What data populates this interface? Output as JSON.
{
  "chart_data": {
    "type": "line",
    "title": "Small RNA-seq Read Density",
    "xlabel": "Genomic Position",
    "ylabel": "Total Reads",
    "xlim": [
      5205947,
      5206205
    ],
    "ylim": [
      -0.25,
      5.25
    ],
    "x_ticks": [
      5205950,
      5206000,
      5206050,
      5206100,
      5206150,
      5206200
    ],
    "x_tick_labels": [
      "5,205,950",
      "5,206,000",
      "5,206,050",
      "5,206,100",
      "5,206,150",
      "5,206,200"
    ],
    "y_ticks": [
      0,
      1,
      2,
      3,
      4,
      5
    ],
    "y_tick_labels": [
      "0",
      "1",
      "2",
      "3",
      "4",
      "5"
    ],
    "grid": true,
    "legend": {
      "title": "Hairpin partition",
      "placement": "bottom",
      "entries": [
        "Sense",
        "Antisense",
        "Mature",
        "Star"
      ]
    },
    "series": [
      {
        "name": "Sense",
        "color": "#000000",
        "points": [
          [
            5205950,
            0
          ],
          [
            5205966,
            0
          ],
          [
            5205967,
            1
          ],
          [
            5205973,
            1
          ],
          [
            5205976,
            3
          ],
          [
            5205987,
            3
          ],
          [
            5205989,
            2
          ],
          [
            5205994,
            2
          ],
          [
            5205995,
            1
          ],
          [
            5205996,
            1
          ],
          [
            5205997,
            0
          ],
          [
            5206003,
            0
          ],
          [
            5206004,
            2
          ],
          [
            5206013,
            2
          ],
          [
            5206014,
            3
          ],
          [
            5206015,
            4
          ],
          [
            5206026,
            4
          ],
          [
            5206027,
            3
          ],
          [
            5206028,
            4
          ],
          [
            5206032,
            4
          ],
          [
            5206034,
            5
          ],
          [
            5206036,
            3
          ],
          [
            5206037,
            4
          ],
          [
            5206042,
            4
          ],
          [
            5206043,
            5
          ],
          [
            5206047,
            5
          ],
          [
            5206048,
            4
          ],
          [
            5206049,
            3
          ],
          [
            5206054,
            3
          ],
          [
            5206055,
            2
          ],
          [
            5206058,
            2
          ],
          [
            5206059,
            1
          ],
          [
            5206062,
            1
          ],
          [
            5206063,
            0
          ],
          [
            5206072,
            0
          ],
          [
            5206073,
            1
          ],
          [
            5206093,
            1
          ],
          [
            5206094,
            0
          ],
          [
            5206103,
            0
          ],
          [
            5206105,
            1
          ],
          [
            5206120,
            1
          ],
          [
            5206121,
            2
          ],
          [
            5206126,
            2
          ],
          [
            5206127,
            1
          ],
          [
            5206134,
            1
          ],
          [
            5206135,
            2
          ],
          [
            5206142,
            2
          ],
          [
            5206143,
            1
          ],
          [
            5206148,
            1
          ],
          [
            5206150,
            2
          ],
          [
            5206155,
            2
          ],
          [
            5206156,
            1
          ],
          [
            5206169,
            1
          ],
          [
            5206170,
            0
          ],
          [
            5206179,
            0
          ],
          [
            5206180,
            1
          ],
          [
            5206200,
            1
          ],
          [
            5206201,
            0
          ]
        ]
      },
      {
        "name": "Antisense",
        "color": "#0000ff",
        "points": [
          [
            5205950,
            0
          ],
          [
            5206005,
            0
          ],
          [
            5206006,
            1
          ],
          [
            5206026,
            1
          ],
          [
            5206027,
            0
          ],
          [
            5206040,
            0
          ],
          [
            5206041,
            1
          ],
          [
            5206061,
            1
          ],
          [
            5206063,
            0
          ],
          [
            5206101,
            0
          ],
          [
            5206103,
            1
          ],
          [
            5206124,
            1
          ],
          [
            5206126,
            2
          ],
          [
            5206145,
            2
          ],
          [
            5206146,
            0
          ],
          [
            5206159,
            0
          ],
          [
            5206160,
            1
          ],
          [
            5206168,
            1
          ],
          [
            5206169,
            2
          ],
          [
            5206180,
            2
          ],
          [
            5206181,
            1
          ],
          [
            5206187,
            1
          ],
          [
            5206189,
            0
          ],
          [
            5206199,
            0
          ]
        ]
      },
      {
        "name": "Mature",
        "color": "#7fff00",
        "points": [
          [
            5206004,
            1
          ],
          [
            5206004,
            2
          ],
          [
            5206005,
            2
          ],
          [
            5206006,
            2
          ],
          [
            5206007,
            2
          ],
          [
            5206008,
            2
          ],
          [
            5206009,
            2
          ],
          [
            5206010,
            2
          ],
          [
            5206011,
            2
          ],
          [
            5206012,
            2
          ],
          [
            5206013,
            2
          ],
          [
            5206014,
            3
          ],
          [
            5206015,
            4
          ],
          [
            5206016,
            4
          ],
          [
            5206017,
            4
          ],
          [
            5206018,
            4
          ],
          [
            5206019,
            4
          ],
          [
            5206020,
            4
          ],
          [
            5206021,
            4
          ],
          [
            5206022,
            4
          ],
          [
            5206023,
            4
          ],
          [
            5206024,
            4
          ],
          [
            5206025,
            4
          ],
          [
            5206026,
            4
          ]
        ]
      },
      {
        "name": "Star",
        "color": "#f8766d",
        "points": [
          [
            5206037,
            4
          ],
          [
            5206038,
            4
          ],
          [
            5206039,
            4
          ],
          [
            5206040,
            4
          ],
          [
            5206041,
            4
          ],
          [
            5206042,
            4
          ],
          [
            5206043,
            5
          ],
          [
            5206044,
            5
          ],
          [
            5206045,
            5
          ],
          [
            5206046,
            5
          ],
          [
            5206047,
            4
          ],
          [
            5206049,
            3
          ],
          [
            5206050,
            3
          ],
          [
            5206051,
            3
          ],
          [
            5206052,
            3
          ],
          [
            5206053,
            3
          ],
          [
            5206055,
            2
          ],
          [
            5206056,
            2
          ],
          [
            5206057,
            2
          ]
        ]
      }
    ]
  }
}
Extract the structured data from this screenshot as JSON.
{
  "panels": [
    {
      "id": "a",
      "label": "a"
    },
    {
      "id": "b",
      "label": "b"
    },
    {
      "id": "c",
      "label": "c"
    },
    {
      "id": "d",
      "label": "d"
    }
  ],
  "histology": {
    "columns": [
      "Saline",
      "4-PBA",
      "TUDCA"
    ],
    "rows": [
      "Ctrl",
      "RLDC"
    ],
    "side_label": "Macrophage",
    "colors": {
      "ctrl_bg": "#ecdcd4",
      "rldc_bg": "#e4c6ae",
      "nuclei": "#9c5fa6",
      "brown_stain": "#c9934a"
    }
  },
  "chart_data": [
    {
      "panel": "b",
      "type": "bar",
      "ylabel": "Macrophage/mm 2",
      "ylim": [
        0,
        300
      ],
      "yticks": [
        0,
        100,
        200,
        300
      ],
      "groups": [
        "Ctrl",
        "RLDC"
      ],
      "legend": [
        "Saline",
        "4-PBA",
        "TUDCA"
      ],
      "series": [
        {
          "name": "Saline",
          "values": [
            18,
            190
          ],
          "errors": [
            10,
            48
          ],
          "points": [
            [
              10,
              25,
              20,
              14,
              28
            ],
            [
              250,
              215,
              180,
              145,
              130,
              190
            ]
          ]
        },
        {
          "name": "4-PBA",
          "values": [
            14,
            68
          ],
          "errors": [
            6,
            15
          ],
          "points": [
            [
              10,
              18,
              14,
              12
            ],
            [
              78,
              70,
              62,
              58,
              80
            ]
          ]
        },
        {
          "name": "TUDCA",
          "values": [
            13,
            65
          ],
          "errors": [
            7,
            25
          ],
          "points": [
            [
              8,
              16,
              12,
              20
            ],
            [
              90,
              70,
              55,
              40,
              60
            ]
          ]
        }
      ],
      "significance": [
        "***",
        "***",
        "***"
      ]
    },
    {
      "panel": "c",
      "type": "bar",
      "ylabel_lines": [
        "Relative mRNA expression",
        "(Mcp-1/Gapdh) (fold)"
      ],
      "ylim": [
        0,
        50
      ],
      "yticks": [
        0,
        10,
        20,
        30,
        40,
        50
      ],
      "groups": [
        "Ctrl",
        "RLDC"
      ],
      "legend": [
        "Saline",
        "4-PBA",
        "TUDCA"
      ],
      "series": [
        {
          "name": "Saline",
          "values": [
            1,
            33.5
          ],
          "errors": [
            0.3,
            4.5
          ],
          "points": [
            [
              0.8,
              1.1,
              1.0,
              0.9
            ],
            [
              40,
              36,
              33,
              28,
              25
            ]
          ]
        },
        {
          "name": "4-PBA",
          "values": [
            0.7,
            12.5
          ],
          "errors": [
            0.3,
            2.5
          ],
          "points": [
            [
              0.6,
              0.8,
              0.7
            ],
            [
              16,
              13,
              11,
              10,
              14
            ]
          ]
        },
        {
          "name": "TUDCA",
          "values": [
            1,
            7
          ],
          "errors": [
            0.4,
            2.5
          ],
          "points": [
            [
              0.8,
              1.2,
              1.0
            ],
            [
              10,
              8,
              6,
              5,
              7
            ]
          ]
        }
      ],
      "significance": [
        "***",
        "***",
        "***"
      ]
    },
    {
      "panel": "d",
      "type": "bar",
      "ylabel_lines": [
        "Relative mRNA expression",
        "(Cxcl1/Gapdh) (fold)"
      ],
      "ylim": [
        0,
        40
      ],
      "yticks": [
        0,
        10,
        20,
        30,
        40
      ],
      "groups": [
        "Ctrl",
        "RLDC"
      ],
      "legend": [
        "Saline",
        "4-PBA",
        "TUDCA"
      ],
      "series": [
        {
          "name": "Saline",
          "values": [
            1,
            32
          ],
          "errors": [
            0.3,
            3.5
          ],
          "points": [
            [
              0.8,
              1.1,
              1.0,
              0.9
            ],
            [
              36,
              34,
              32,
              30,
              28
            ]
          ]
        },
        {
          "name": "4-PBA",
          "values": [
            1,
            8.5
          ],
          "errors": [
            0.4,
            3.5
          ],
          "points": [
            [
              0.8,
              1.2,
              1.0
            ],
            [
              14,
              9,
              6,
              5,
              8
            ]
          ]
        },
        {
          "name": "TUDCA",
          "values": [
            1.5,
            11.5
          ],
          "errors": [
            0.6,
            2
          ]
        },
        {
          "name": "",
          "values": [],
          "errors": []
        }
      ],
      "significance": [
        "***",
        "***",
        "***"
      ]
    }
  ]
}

......

From the entries, give the number of lines where the string "title" is found, and nothing else.

2